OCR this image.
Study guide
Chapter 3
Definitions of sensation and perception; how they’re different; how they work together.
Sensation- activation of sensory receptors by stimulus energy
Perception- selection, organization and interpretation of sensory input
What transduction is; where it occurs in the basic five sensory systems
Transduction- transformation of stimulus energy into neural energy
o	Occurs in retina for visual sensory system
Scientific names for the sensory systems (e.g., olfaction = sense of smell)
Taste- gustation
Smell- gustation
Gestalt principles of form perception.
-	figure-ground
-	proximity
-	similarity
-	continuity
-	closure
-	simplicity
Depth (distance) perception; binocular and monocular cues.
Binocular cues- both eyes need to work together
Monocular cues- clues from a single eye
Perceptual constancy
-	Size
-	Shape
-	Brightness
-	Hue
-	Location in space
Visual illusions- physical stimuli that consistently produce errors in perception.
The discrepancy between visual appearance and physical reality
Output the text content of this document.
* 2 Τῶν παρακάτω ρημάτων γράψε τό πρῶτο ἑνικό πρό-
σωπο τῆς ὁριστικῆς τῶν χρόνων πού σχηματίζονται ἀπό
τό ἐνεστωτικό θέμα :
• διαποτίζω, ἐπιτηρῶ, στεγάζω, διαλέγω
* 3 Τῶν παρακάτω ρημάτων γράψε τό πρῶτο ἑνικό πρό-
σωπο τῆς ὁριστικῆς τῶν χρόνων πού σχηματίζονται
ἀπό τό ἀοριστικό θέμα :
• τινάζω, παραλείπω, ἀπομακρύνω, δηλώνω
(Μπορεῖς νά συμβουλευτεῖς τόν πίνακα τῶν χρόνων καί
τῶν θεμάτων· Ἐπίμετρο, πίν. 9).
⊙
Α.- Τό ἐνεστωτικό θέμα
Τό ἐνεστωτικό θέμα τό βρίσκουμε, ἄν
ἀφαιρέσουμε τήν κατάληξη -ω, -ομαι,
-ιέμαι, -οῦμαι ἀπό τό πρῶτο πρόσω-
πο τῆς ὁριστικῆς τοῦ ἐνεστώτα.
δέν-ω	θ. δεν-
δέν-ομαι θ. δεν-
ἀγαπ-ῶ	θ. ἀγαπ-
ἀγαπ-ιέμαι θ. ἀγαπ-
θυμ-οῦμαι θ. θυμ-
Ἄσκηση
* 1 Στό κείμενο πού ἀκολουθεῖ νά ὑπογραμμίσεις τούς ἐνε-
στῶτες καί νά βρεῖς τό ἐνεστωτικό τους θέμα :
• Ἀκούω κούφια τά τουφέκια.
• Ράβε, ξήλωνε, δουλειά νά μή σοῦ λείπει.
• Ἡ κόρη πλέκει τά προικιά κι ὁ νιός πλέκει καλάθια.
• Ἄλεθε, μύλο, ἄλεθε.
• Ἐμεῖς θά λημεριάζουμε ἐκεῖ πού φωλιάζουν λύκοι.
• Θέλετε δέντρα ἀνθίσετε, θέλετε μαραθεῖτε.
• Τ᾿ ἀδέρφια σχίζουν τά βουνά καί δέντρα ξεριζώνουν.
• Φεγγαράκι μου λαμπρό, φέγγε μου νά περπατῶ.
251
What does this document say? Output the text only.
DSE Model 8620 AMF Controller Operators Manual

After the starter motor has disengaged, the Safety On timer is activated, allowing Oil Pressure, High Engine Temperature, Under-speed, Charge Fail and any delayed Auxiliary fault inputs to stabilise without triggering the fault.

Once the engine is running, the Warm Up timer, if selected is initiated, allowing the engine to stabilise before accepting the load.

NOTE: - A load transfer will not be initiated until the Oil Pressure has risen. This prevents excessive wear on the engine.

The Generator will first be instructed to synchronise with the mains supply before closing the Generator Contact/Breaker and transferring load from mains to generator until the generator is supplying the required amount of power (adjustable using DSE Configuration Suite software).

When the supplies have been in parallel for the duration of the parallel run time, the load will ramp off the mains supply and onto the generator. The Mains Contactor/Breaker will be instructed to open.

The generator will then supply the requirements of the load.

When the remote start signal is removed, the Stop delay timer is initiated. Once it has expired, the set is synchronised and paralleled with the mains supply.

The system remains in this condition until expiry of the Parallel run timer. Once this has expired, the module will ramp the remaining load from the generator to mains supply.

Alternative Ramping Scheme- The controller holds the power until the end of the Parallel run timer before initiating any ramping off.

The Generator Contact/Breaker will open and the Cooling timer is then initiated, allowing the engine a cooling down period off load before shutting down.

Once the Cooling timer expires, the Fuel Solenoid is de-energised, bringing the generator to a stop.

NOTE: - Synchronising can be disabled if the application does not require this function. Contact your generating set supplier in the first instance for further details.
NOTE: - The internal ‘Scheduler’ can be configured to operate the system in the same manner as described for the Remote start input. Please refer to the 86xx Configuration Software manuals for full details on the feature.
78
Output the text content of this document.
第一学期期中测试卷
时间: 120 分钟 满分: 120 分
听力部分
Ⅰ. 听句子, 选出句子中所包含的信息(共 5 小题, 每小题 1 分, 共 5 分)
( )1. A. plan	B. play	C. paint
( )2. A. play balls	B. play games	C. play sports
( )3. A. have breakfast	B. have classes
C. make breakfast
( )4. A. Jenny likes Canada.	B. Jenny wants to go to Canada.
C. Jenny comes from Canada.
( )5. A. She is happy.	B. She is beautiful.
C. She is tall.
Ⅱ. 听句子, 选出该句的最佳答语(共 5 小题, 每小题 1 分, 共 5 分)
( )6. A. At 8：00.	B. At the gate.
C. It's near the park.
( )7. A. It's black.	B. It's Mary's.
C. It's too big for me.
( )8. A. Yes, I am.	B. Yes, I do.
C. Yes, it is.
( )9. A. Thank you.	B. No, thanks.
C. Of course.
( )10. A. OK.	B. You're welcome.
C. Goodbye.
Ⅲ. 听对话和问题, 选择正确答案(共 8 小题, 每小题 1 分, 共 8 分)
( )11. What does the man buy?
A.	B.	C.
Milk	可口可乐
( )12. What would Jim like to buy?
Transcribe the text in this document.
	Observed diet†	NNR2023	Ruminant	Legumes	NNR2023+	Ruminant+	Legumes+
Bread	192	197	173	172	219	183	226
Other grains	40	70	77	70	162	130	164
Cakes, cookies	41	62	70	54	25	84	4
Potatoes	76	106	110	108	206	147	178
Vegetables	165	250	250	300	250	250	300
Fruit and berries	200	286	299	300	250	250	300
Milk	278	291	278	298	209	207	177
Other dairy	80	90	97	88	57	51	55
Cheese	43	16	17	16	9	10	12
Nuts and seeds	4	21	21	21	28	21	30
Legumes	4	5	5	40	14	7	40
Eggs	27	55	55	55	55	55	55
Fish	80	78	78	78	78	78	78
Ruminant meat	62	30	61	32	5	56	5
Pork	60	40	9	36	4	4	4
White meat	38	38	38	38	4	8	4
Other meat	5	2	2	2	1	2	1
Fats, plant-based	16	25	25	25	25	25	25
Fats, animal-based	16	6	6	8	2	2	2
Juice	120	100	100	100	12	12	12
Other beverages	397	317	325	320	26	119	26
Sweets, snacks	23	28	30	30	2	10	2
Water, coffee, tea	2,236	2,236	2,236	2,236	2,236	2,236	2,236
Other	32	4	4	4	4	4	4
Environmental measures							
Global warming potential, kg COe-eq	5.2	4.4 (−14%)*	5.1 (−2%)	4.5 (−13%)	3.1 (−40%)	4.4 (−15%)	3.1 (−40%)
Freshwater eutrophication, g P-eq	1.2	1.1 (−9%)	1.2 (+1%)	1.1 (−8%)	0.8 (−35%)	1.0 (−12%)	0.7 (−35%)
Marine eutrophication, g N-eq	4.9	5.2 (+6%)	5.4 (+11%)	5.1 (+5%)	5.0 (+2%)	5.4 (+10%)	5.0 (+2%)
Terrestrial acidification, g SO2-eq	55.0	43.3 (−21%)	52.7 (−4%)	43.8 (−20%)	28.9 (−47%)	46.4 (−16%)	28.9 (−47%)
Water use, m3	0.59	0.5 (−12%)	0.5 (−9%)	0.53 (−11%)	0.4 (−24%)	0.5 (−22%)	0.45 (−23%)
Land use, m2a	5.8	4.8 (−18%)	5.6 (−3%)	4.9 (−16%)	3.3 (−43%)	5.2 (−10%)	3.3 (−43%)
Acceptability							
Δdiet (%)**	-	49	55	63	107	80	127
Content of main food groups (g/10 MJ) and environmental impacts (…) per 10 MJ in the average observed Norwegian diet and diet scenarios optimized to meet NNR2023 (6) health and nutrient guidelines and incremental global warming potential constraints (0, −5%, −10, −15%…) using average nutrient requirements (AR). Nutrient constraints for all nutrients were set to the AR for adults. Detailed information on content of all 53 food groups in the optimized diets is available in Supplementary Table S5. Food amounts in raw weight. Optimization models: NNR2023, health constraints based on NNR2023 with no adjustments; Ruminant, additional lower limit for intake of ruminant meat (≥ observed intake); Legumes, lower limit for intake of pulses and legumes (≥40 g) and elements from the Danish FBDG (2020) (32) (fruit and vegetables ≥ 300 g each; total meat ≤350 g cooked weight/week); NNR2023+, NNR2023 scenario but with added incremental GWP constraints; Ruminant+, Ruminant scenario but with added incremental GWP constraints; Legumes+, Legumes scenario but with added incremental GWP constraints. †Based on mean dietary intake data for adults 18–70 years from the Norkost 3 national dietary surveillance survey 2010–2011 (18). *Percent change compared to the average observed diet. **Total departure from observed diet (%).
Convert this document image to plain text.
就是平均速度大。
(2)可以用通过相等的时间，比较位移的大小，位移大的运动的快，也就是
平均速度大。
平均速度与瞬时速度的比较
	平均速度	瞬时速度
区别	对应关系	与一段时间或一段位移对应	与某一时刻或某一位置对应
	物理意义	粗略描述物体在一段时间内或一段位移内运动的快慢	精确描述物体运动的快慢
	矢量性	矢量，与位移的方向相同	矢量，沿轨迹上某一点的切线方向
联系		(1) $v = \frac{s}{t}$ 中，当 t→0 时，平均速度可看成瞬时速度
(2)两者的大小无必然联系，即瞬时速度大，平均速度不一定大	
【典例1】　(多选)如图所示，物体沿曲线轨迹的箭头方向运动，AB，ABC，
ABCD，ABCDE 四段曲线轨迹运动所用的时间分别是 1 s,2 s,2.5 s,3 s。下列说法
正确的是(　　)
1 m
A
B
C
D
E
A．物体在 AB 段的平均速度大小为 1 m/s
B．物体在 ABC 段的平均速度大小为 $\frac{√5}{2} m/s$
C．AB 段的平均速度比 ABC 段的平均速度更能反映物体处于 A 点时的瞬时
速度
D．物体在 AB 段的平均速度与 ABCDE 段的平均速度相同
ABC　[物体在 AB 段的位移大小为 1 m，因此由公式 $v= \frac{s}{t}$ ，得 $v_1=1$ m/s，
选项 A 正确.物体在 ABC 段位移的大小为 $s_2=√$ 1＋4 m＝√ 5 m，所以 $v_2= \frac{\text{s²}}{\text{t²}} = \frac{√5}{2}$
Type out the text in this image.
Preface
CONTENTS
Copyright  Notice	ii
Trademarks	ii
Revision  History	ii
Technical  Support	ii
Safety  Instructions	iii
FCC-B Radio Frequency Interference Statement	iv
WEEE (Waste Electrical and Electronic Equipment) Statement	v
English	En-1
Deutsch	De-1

## [Exercise brief]
Reproduce the final stretch of the data above: every line from the one holding "Type out the text in this image." through the end, inclusive, exactly as written and nothing else.

## [Solution for this exercise]
Type out the text in this image.
Preface
CONTENTS
Copyright  Notice	ii
Trademarks	ii
Revision  History	ii
Technical  Support	ii
Safety  Instructions	iii
FCC-B Radio Frequency Interference Statement	iv
WEEE (Waste Electrical and Electronic Equipment) Statement	v
English	En-1
Deutsch	De-1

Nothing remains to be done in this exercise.